═════ RECORDS FOR THIS TASK

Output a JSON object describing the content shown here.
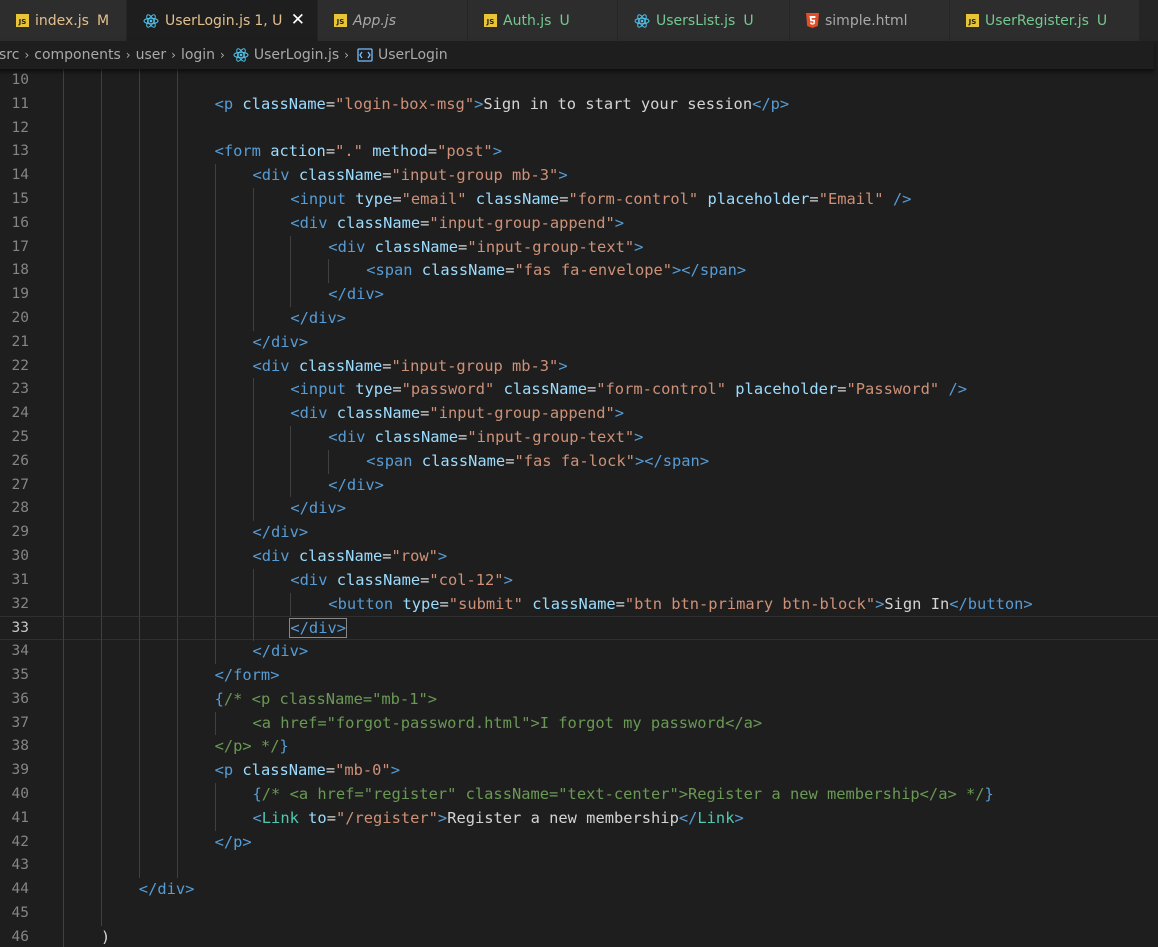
{
  "colors": {
    "editor_bg": "#1e1e1e",
    "tab_bar_bg": "#252526",
    "tab_inactive_bg": "#2d2d2d",
    "tag": "#569cd6",
    "attribute": "#9cdcfe",
    "string": "#ce9178",
    "comment": "#6a9955",
    "component": "#4ec9b0",
    "bracket": "#808080",
    "text": "#d4d4d4",
    "modified": "#e2c08d",
    "untracked": "#73c991",
    "error_name": "#e2c08d",
    "muted": "#a9a9a9"
  },
  "tabs": [
    {
      "label": "index.js",
      "status": "M",
      "icon": "js-file-icon",
      "label_color": "#e2c08d",
      "status_color": "#e2c08d",
      "italic": false,
      "active": false
    },
    {
      "label": "UserLogin.js",
      "status": "1, U",
      "icon": "react-file-icon",
      "label_color": "#e2c08d",
      "status_color": "#e2c08d",
      "italic": false,
      "active": true
    },
    {
      "label": "App.js",
      "status": "",
      "icon": "js-file-icon",
      "label_color": "#a9a9a9",
      "status_color": "#a9a9a9",
      "italic": true,
      "active": false
    },
    {
      "label": "Auth.js",
      "status": "U",
      "icon": "js-file-icon",
      "label_color": "#73c991",
      "status_color": "#73c991",
      "italic": false,
      "active": false
    },
    {
      "label": "UsersList.js",
      "status": "U",
      "icon": "react-file-icon",
      "label_color": "#73c991",
      "status_color": "#73c991",
      "italic": false,
      "active": false
    },
    {
      "label": "simple.html",
      "status": "",
      "icon": "html-file-icon",
      "label_color": "#a9a9a9",
      "status_color": "#a9a9a9",
      "italic": false,
      "active": false
    },
    {
      "label": "UserRegister.js",
      "status": "U",
      "icon": "js-file-icon",
      "label_color": "#73c991",
      "status_color": "#73c991",
      "italic": false,
      "active": false
    }
  ],
  "tab_close_glyph": "✕",
  "breadcrumb": {
    "parts": [
      "src",
      "components",
      "user",
      "login"
    ],
    "file": "UserLogin.js",
    "symbol": "UserLogin",
    "separator": "›"
  },
  "editor": {
    "current_line": 33,
    "lines": [
      {
        "n": 10,
        "indent": 0,
        "tokens": []
      },
      {
        "n": 11,
        "indent": 4,
        "tokens": [
          [
            "tag",
            "<p "
          ],
          [
            "attr",
            "className"
          ],
          [
            "txt",
            "="
          ],
          [
            "str",
            "\"login-box-msg\""
          ],
          [
            "tag",
            ">"
          ],
          [
            "txt",
            "Sign in to start your session"
          ],
          [
            "tag",
            "</p>"
          ]
        ]
      },
      {
        "n": 12,
        "indent": 0,
        "tokens": []
      },
      {
        "n": 13,
        "indent": 4,
        "tokens": [
          [
            "tag",
            "<form "
          ],
          [
            "attr",
            "action"
          ],
          [
            "txt",
            "="
          ],
          [
            "str",
            "\".\""
          ],
          [
            "txt",
            " "
          ],
          [
            "attr",
            "method"
          ],
          [
            "txt",
            "="
          ],
          [
            "str",
            "\"post\""
          ],
          [
            "tag",
            ">"
          ]
        ]
      },
      {
        "n": 14,
        "indent": 5,
        "tokens": [
          [
            "tag",
            "<div "
          ],
          [
            "attr",
            "className"
          ],
          [
            "txt",
            "="
          ],
          [
            "str",
            "\"input-group mb-3\""
          ],
          [
            "tag",
            ">"
          ]
        ]
      },
      {
        "n": 15,
        "indent": 6,
        "tokens": [
          [
            "tag",
            "<input "
          ],
          [
            "attr",
            "type"
          ],
          [
            "txt",
            "="
          ],
          [
            "str",
            "\"email\""
          ],
          [
            "txt",
            " "
          ],
          [
            "attr",
            "className"
          ],
          [
            "txt",
            "="
          ],
          [
            "str",
            "\"form-control\""
          ],
          [
            "txt",
            " "
          ],
          [
            "attr",
            "placeholder"
          ],
          [
            "txt",
            "="
          ],
          [
            "str",
            "\"Email\""
          ],
          [
            "txt",
            " "
          ],
          [
            "tag",
            "/>"
          ]
        ]
      },
      {
        "n": 16,
        "indent": 6,
        "tokens": [
          [
            "tag",
            "<div "
          ],
          [
            "attr",
            "className"
          ],
          [
            "txt",
            "="
          ],
          [
            "str",
            "\"input-group-append\""
          ],
          [
            "tag",
            ">"
          ]
        ]
      },
      {
        "n": 17,
        "indent": 7,
        "tokens": [
          [
            "tag",
            "<div "
          ],
          [
            "attr",
            "className"
          ],
          [
            "txt",
            "="
          ],
          [
            "str",
            "\"input-group-text\""
          ],
          [
            "tag",
            ">"
          ]
        ]
      },
      {
        "n": 18,
        "indent": 8,
        "tokens": [
          [
            "tag",
            "<span "
          ],
          [
            "attr",
            "className"
          ],
          [
            "txt",
            "="
          ],
          [
            "str",
            "\"fas fa-envelope\""
          ],
          [
            "tag",
            "></span>"
          ]
        ]
      },
      {
        "n": 19,
        "indent": 7,
        "tokens": [
          [
            "tag",
            "</div>"
          ]
        ]
      },
      {
        "n": 20,
        "indent": 6,
        "tokens": [
          [
            "tag",
            "</div>"
          ]
        ]
      },
      {
        "n": 21,
        "indent": 5,
        "tokens": [
          [
            "tag",
            "</div>"
          ]
        ]
      },
      {
        "n": 22,
        "indent": 5,
        "tokens": [
          [
            "tag",
            "<div "
          ],
          [
            "attr",
            "className"
          ],
          [
            "txt",
            "="
          ],
          [
            "str",
            "\"input-group mb-3\""
          ],
          [
            "tag",
            ">"
          ]
        ]
      },
      {
        "n": 23,
        "indent": 6,
        "tokens": [
          [
            "tag",
            "<input "
          ],
          [
            "attr",
            "type"
          ],
          [
            "txt",
            "="
          ],
          [
            "str",
            "\"password\""
          ],
          [
            "txt",
            " "
          ],
          [
            "attr",
            "className"
          ],
          [
            "txt",
            "="
          ],
          [
            "str",
            "\"form-control\""
          ],
          [
            "txt",
            " "
          ],
          [
            "attr",
            "placeholder"
          ],
          [
            "txt",
            "="
          ],
          [
            "str",
            "\"Password\""
          ],
          [
            "txt",
            " "
          ],
          [
            "tag",
            "/>"
          ]
        ]
      },
      {
        "n": 24,
        "indent": 6,
        "tokens": [
          [
            "tag",
            "<div "
          ],
          [
            "attr",
            "className"
          ],
          [
            "txt",
            "="
          ],
          [
            "str",
            "\"input-group-append\""
          ],
          [
            "tag",
            ">"
          ]
        ]
      },
      {
        "n": 25,
        "indent": 7,
        "tokens": [
          [
            "tag",
            "<div "
          ],
          [
            "attr",
            "className"
          ],
          [
            "txt",
            "="
          ],
          [
            "str",
            "\"input-group-text\""
          ],
          [
            "tag",
            ">"
          ]
        ]
      },
      {
        "n": 26,
        "indent": 8,
        "tokens": [
          [
            "tag",
            "<span "
          ],
          [
            "attr",
            "className"
          ],
          [
            "txt",
            "="
          ],
          [
            "str",
            "\"fas fa-lock\""
          ],
          [
            "tag",
            "></span>"
          ]
        ]
      },
      {
        "n": 27,
        "indent": 7,
        "tokens": [
          [
            "tag",
            "</div>"
          ]
        ]
      },
      {
        "n": 28,
        "indent": 6,
        "tokens": [
          [
            "tag",
            "</div>"
          ]
        ]
      },
      {
        "n": 29,
        "indent": 5,
        "tokens": [
          [
            "tag",
            "</div>"
          ]
        ]
      },
      {
        "n": 30,
        "indent": 5,
        "tokens": [
          [
            "tag",
            "<div "
          ],
          [
            "attr",
            "className"
          ],
          [
            "txt",
            "="
          ],
          [
            "str",
            "\"row\""
          ],
          [
            "tag",
            ">"
          ]
        ]
      },
      {
        "n": 31,
        "indent": 6,
        "tokens": [
          [
            "tag",
            "<div "
          ],
          [
            "attr",
            "className"
          ],
          [
            "txt",
            "="
          ],
          [
            "str",
            "\"col-12\""
          ],
          [
            "tag",
            ">"
          ]
        ]
      },
      {
        "n": 32,
        "indent": 7,
        "tokens": [
          [
            "tag",
            "<button "
          ],
          [
            "attr",
            "type"
          ],
          [
            "txt",
            "="
          ],
          [
            "str",
            "\"submit\""
          ],
          [
            "txt",
            " "
          ],
          [
            "attr",
            "className"
          ],
          [
            "txt",
            "="
          ],
          [
            "str",
            "\"btn btn-primary btn-block\""
          ],
          [
            "tag",
            ">"
          ],
          [
            "txt",
            "Sign In"
          ],
          [
            "tag",
            "</button>"
          ]
        ]
      },
      {
        "n": 33,
        "indent": 6,
        "tokens": [
          [
            "taghl",
            "</div>"
          ]
        ]
      },
      {
        "n": 34,
        "indent": 5,
        "tokens": [
          [
            "tag",
            "</div>"
          ]
        ]
      },
      {
        "n": 35,
        "indent": 4,
        "tokens": [
          [
            "tag",
            "</form>"
          ]
        ]
      },
      {
        "n": 36,
        "indent": 4,
        "tokens": [
          [
            "jsx",
            "{"
          ],
          [
            "cmt",
            "/* <p className=\"mb-1\">"
          ]
        ]
      },
      {
        "n": 37,
        "indent": 5,
        "tokens": [
          [
            "cmt",
            "<a href=\"forgot-password.html\">I forgot my password</a>"
          ]
        ]
      },
      {
        "n": 38,
        "indent": 4,
        "tokens": [
          [
            "cmt",
            "</p> */"
          ],
          [
            "jsx",
            "}"
          ]
        ]
      },
      {
        "n": 39,
        "indent": 4,
        "tokens": [
          [
            "tag",
            "<p "
          ],
          [
            "attr",
            "className"
          ],
          [
            "txt",
            "="
          ],
          [
            "str",
            "\"mb-0\""
          ],
          [
            "tag",
            ">"
          ]
        ]
      },
      {
        "n": 40,
        "indent": 5,
        "tokens": [
          [
            "jsx",
            "{"
          ],
          [
            "cmt",
            "/* <a href=\"register\" className=\"text-center\">Register a new membership</a> */"
          ],
          [
            "jsx",
            "}"
          ]
        ]
      },
      {
        "n": 41,
        "indent": 5,
        "tokens": [
          [
            "tag",
            "<"
          ],
          [
            "comp",
            "Link"
          ],
          [
            "txt",
            " "
          ],
          [
            "attr",
            "to"
          ],
          [
            "txt",
            "="
          ],
          [
            "str",
            "\"/register\""
          ],
          [
            "tag",
            ">"
          ],
          [
            "txt",
            "Register a new membership"
          ],
          [
            "tag",
            "</"
          ],
          [
            "comp",
            "Link"
          ],
          [
            "tag",
            ">"
          ]
        ]
      },
      {
        "n": 42,
        "indent": 4,
        "tokens": [
          [
            "tag",
            "</p>"
          ]
        ]
      },
      {
        "n": 43,
        "indent": 0,
        "tokens": []
      },
      {
        "n": 44,
        "indent": 2,
        "tokens": [
          [
            "tag",
            "</div>"
          ]
        ]
      },
      {
        "n": 45,
        "indent": 0,
        "tokens": []
      },
      {
        "n": 46,
        "indent": 1,
        "tokens": [
          [
            "txt",
            ")"
          ]
        ]
      }
    ]
  }
}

══════════

WORK TO DO: Copy and report every line where the word "UserLogin" is present.

WORKED ANSWER:
      "label": "UserLogin.js",
    "file": "UserLogin.js",
    "symbol": "UserLogin",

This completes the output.